%%

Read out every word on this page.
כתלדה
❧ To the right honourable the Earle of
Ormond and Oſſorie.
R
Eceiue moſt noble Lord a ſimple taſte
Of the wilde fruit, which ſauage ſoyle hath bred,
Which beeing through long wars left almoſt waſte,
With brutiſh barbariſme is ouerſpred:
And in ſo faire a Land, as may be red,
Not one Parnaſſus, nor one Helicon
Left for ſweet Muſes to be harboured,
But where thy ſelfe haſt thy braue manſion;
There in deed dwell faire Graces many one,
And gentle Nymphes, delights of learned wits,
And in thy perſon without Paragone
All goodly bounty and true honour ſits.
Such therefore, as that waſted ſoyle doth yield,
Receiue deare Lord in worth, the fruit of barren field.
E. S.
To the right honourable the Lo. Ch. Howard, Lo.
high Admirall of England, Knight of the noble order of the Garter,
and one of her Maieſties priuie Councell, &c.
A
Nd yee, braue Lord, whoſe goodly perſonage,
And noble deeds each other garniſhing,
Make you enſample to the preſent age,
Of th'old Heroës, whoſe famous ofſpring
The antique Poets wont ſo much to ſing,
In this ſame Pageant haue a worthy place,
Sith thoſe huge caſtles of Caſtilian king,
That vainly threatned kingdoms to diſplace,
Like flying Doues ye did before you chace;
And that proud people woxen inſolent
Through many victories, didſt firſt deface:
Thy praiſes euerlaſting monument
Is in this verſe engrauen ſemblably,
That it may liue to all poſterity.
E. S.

%%

PROBLEM DETAILS: Print out every entry, keeping each one exact.

RESULT FOR THIS TASK:
Read out every word on this page.
כתלדה
❧ To the right honourable the Earle of
Ormond and Oſſorie.
R
Eceiue moſt noble Lord a ſimple taſte
Of the wilde fruit, which ſauage ſoyle hath bred,
Which beeing through long wars left almoſt waſte,
With brutiſh barbariſme is ouerſpred:
And in ſo faire a Land, as may be red,
Not one Parnaſſus, nor one Helicon
Left for ſweet Muſes to be harboured,
But where thy ſelfe haſt thy braue manſion;
There in deed dwell faire Graces many one,
And gentle Nymphes, delights of learned wits,
And in thy perſon without Paragone
All goodly bounty and true honour ſits.
Such therefore, as that waſted ſoyle doth yield,
Receiue deare Lord in worth, the fruit of barren field.
E. S.
To the right honourable the Lo. Ch. Howard, Lo.
high Admirall of England, Knight of the noble order of the Garter,
and one of her Maieſties priuie Councell, &c.
A
Nd yee, braue Lord, whoſe goodly perſonage,
And noble deeds each other garniſhing,
Make you enſample to the preſent age,
Of th'old Heroës, whoſe famous ofſpring
The antique Poets wont ſo much to ſing,
In this ſame Pageant haue a worthy place,
Sith thoſe huge caſtles of Caſtilian king,
That vainly threatned kingdoms to diſplace,
Like flying Doues ye did before you chace;
And that proud people woxen inſolent
Through many victories, didſt firſt deface:
Thy praiſes euerlaſting monument
Is in this verſe engrauen ſemblably,
That it may liue to all poſterity.
E. S.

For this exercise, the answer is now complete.